# Data supplied start

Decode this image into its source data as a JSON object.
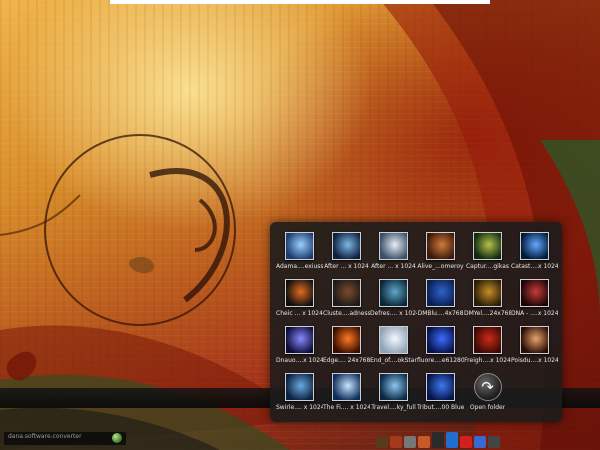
{
  "desktop": {
    "taskbar_text": "dana.software.converter"
  },
  "stack": {
    "items": [
      {
        "label": "Adama....exiuss",
        "colors": [
          "#1b3d6e",
          "#9cd0ff"
        ]
      },
      {
        "label": "After ... x 1024",
        "colors": [
          "#0c1f3b",
          "#7fb6e6"
        ]
      },
      {
        "label": "After ... x 1024",
        "colors": [
          "#3a4f6a",
          "#e8eef4"
        ]
      },
      {
        "label": "Alive_...omeroy",
        "colors": [
          "#3b1a0a",
          "#d07a3a"
        ]
      },
      {
        "label": "Captur....gikas",
        "colors": [
          "#0e2a10",
          "#b7c24a"
        ]
      },
      {
        "label": "Catast....x 1024",
        "colors": [
          "#001a3a",
          "#62a8ff"
        ]
      },
      {
        "label": "Cheic ... x 1024",
        "colors": [
          "#0d1010",
          "#e36b1e"
        ]
      },
      {
        "label": "Cluste....adness",
        "colors": [
          "#1a1a1a",
          "#7d4b2a"
        ]
      },
      {
        "label": "Defres.... x 1024",
        "colors": [
          "#0a2738",
          "#5fa6c9"
        ]
      },
      {
        "label": "DMBlu....4x768",
        "colors": [
          "#0a1f55",
          "#2e63c9"
        ]
      },
      {
        "label": "DMYel....24x768",
        "colors": [
          "#2a1d06",
          "#c68e27"
        ]
      },
      {
        "label": "DNA - ....x 1024",
        "colors": [
          "#1a0505",
          "#c73a3a"
        ]
      },
      {
        "label": "Dnauo....x 1024",
        "colors": [
          "#0c0c3a",
          "#8a8aff"
        ]
      },
      {
        "label": "Edge.... 24x768",
        "colors": [
          "#3a0d00",
          "#ff7a22"
        ]
      },
      {
        "label": "End_of....okStar",
        "colors": [
          "#8fa3b8",
          "#f5f8fb"
        ]
      },
      {
        "label": "fluore....e61280",
        "colors": [
          "#07124a",
          "#3b6bff"
        ]
      },
      {
        "label": "Freigh....x 1024",
        "colors": [
          "#3a0a05",
          "#d02a15"
        ]
      },
      {
        "label": "Poisdu....x 1024",
        "colors": [
          "#2a0d05",
          "#e8a26a"
        ]
      },
      {
        "label": "Swirle.... x 1024",
        "colors": [
          "#0b2140",
          "#6aa9e0"
        ]
      },
      {
        "label": "The Fi.... x 1024",
        "colors": [
          "#0d2d5a",
          "#c8e4ff"
        ]
      },
      {
        "label": "Travel....ky_full",
        "colors": [
          "#0a2844",
          "#8bc6f0"
        ]
      },
      {
        "label": "Tribut....00 Blue",
        "colors": [
          "#05154a",
          "#3f79f0"
        ]
      }
    ],
    "open_folder_label": "Open folder"
  },
  "colors": {
    "panel_bg": "#1c1c1c",
    "label_text": "#e6e6e6"
  }
}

# Data supplied end

Task statement
Reproduce each entry precisely, dropping only the pictures.

Complete response
Decode this image into its source data as a JSON object.
{
  "desktop": {
    "taskbar_text": "dana.software.converter"
  },
  "stack": {
    "items": [
      {
        "label": "Adama....exiuss",
        "colors": [
          "#1b3d6e",
          "#9cd0ff"
        ]
      },
      {
        "label": "After ... x 1024",
        "colors": [
          "#0c1f3b",
          "#7fb6e6"
        ]
      },
      {
        "label": "After ... x 1024",
        "colors": [
          "#3a4f6a",
          "#e8eef4"
        ]
      },
      {
        "label": "Alive_...omeroy",
        "colors": [
          "#3b1a0a",
          "#d07a3a"
        ]
      },
      {
        "label": "Captur....gikas",
        "colors": [
          "#0e2a10",
          "#b7c24a"
        ]
      },
      {
        "label": "Catast....x 1024",
        "colors": [
          "#001a3a",
          "#62a8ff"
        ]
      },
      {
        "label": "Cheic ... x 1024",
        "colors": [
          "#0d1010",
          "#e36b1e"
        ]
      },
      {
        "label": "Cluste....adness",
        "colors": [
          "#1a1a1a",
          "#7d4b2a"
        ]
      },
      {
        "label": "Defres.... x 1024",
        "colors": [
          "#0a2738",
          "#5fa6c9"
        ]
      },
      {
        "label": "DMBlu....4x768",
        "colors": [
          "#0a1f55",
          "#2e63c9"
        ]
      },
      {
        "label": "DMYel....24x768",
        "colors": [
          "#2a1d06",
          "#c68e27"
        ]
      },
      {
        "label": "DNA - ....x 1024",
        "colors": [
          "#1a0505",
          "#c73a3a"
        ]
      },
      {
        "label": "Dnauo....x 1024",
        "colors": [
          "#0c0c3a",
          "#8a8aff"
        ]
      },
      {
        "label": "Edge.... 24x768",
        "colors": [
          "#3a0d00",
          "#ff7a22"
        ]
      },
      {
        "label": "End_of....okStar",
        "colors": [
          "#8fa3b8",
          "#f5f8fb"
        ]
      },
      {
        "label": "fluore....e61280",
        "colors": [
          "#07124a",
          "#3b6bff"
        ]
      },
      {
        "label": "Freigh....x 1024",
        "colors": [
          "#3a0a05",
          "#d02a15"
        ]
      },
      {
        "label": "Poisdu....x 1024",
        "colors": [
          "#2a0d05",
          "#e8a26a"
        ]
      },
      {
        "label": "Swirle.... x 1024",
        "colors": [
          "#0b2140",
          "#6aa9e0"
        ]
      },
      {
        "label": "The Fi.... x 1024",
        "colors": [
          "#0d2d5a",
          "#c8e4ff"
        ]
      },
      {
        "label": "Travel....ky_full",
        "colors": [
          "#0a2844",
          "#8bc6f0"
        ]
      },
      {
        "label": "Tribut....00 Blue",
        "colors": [
          "#05154a",
          "#3f79f0"
        ]
      }
    ],
    "open_folder_label": "Open folder"
  },
  "colors": {
    "panel_bg": "#1c1c1c",
    "label_text": "#e6e6e6"
  }
}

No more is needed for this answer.